• **Written exercise**
Write out the records below word for word, leaving out the pictures.

• **Materials provided**
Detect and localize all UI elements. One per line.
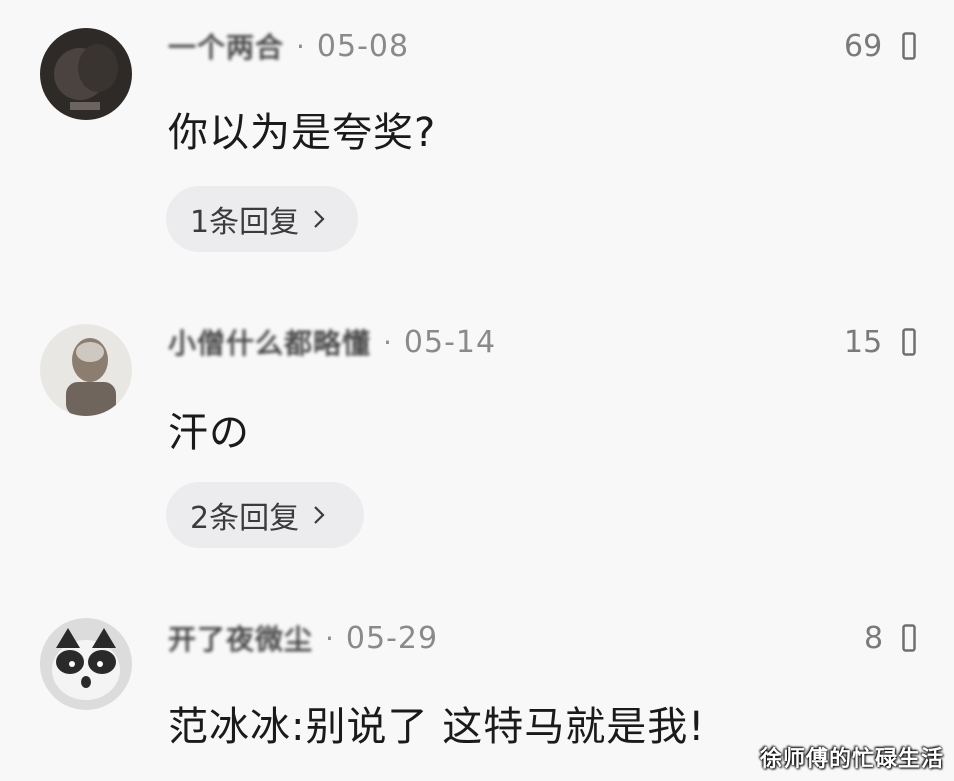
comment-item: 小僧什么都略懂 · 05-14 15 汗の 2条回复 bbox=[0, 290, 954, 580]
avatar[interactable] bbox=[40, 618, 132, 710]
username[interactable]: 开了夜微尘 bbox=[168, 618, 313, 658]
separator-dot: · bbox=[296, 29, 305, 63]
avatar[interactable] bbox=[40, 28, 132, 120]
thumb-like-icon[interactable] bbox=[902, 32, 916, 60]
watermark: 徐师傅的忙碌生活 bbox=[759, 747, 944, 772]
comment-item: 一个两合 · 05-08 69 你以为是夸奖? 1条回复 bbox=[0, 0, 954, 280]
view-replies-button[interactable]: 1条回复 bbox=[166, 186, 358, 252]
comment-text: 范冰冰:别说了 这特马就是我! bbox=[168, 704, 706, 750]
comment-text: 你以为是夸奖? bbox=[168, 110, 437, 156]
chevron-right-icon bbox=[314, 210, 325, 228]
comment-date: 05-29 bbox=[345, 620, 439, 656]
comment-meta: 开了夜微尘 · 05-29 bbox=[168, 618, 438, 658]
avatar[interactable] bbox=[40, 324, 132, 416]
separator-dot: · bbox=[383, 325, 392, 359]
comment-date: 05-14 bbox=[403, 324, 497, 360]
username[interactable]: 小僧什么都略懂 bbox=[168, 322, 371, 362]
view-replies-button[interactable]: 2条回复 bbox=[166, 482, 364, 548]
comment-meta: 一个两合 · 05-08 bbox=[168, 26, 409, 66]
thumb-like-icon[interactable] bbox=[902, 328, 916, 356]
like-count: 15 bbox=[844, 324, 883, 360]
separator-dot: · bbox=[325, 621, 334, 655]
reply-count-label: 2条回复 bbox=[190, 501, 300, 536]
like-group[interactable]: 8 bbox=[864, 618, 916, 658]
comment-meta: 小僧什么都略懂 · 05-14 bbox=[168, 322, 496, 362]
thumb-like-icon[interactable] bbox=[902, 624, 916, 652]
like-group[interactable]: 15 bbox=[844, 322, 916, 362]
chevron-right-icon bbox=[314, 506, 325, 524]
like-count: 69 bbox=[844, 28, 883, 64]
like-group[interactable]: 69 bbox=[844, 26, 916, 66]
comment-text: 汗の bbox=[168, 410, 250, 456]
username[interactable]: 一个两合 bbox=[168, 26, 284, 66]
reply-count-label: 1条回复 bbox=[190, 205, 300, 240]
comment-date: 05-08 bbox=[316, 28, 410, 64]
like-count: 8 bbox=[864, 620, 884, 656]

• **Exercise result**
Detect and localize all UI elements. One per line.
comment-item: 小僧什么都略懂 · 05-14 15 汗の 2条回复 bbox=[0, 290, 954, 580]
avatar[interactable] bbox=[40, 618, 132, 710]
username[interactable]: 开了夜微尘 bbox=[168, 618, 313, 658]
separator-dot: · bbox=[296, 29, 305, 63]
avatar[interactable] bbox=[40, 28, 132, 120]
thumb-like-icon[interactable] bbox=[902, 32, 916, 60]
watermark: 徐师傅的忙碌生活 bbox=[759, 747, 944, 772]
comment-item: 一个两合 · 05-08 69 你以为是夸奖? 1条回复 bbox=[0, 0, 954, 280]
view-replies-button[interactable]: 1条回复 bbox=[166, 186, 358, 252]
comment-text: 范冰冰:别说了 这特马就是我! bbox=[168, 704, 706, 750]
comment-text: 你以为是夸奖? bbox=[168, 110, 437, 156]
chevron-right-icon bbox=[314, 210, 325, 228]
comment-date: 05-29 bbox=[345, 620, 439, 656]
comment-meta: 开了夜微尘 · 05-29 bbox=[168, 618, 438, 658]
avatar[interactable] bbox=[40, 324, 132, 416]
separator-dot: · bbox=[383, 325, 392, 359]
comment-date: 05-14 bbox=[403, 324, 497, 360]
username[interactable]: 小僧什么都略懂 bbox=[168, 322, 371, 362]
view-replies-button[interactable]: 2条回复 bbox=[166, 482, 364, 548]
comment-meta: 一个两合 · 05-08 bbox=[168, 26, 409, 66]
thumb-like-icon[interactable] bbox=[902, 328, 916, 356]
like-count: 15 bbox=[844, 324, 883, 360]
separator-dot: · bbox=[325, 621, 334, 655]
reply-count-label: 2条回复 bbox=[190, 501, 300, 536]
like-group[interactable]: 8 bbox=[864, 618, 916, 658]
comment-meta: 小僧什么都略懂 · 05-14 bbox=[168, 322, 496, 362]
thumb-like-icon[interactable] bbox=[902, 624, 916, 652]
like-group[interactable]: 15 bbox=[844, 322, 916, 362]
chevron-right-icon bbox=[314, 506, 325, 524]
like-count: 69 bbox=[844, 28, 883, 64]
like-group[interactable]: 69 bbox=[844, 26, 916, 66]
comment-text: 汗の bbox=[168, 410, 250, 456]
username[interactable]: 一个两合 bbox=[168, 26, 284, 66]
reply-count-label: 1条回复 bbox=[190, 205, 300, 240]
comment-date: 05-08 bbox=[316, 28, 410, 64]
like-count: 8 bbox=[864, 620, 884, 656]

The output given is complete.